The task —
Count lines with "from" in them. Report only the total.
— BEGIN Dataset excerpts —
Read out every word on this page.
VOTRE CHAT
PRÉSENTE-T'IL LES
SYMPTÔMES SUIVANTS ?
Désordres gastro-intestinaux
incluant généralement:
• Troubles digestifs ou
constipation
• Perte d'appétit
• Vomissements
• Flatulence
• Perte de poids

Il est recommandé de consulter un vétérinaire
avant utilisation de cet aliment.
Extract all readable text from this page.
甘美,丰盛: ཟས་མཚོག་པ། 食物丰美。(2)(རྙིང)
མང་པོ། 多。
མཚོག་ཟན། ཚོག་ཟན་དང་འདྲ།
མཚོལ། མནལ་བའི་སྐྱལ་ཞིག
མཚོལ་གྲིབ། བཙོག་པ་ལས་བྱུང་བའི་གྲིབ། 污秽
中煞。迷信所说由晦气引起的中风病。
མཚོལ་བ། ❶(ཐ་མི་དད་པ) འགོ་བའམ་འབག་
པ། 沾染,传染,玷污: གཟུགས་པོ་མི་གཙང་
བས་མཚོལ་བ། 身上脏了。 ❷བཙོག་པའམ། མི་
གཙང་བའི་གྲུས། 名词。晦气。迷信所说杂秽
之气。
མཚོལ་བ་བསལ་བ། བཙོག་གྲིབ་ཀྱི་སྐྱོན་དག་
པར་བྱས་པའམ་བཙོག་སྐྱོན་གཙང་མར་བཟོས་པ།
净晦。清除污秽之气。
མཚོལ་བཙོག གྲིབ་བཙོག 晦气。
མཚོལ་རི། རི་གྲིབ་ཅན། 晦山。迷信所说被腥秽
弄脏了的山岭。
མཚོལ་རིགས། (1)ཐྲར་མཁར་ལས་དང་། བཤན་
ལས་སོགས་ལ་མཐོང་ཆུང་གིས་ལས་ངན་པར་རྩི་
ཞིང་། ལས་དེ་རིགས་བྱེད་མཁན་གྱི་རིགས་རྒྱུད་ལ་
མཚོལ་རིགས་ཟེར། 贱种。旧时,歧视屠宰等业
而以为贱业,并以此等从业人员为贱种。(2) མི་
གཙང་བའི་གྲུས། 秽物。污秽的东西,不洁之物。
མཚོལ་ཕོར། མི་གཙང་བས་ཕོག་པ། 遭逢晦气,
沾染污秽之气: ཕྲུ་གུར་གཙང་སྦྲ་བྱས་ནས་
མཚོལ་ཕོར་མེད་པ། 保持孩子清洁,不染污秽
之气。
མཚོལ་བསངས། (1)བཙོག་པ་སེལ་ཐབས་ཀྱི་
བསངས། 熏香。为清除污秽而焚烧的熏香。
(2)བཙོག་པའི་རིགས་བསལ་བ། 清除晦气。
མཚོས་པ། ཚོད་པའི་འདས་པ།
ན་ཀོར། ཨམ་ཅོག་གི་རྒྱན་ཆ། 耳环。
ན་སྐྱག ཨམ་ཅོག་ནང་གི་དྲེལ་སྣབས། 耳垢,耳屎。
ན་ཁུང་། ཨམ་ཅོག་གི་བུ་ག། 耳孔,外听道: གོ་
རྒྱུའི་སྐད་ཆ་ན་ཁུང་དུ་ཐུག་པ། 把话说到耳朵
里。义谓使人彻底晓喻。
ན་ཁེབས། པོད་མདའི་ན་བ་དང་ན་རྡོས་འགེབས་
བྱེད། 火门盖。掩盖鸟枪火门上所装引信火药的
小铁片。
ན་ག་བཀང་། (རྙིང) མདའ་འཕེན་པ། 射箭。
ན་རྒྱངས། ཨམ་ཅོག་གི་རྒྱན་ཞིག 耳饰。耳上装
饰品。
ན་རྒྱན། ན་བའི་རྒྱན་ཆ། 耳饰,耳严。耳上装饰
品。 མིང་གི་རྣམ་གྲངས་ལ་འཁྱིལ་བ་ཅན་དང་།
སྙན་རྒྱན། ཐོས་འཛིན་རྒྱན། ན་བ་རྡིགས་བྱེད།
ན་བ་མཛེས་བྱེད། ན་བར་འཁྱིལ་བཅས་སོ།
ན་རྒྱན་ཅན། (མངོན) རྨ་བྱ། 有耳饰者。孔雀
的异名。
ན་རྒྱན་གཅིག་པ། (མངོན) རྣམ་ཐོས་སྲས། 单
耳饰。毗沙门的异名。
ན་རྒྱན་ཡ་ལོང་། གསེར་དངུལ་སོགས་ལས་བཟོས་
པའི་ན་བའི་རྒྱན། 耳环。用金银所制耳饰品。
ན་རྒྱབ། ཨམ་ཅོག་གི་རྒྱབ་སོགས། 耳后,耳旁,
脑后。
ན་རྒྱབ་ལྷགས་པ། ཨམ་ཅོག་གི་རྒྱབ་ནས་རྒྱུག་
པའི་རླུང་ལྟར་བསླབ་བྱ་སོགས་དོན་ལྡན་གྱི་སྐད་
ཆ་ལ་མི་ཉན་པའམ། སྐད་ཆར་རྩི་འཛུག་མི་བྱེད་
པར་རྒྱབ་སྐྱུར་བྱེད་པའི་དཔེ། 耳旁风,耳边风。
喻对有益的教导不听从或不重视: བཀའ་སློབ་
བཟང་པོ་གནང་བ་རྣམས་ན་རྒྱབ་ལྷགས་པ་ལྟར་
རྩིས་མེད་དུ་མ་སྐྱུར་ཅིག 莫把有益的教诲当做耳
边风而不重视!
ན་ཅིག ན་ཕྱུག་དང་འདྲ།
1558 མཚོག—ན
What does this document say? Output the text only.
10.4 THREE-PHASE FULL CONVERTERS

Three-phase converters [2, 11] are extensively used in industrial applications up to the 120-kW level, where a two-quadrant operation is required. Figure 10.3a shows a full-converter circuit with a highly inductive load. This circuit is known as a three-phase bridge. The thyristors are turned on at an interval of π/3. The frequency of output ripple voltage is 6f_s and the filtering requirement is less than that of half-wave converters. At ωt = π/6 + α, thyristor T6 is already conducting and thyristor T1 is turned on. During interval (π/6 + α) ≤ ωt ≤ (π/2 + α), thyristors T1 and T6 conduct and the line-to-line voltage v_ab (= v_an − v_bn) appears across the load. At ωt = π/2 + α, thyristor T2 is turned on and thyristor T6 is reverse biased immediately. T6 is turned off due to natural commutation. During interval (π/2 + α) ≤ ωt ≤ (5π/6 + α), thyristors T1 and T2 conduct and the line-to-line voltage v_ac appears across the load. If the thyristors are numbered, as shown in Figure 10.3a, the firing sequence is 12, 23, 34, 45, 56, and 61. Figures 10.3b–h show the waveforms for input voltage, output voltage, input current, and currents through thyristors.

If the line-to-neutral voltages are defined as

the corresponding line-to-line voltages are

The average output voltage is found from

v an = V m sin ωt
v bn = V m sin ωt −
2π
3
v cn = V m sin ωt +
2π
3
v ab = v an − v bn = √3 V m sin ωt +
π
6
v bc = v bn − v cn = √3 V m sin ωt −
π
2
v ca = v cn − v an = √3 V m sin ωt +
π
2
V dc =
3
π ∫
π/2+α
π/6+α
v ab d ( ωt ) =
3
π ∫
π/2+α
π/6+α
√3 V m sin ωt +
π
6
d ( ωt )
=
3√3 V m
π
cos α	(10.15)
— END Dataset excerpts —
Correct answer —
2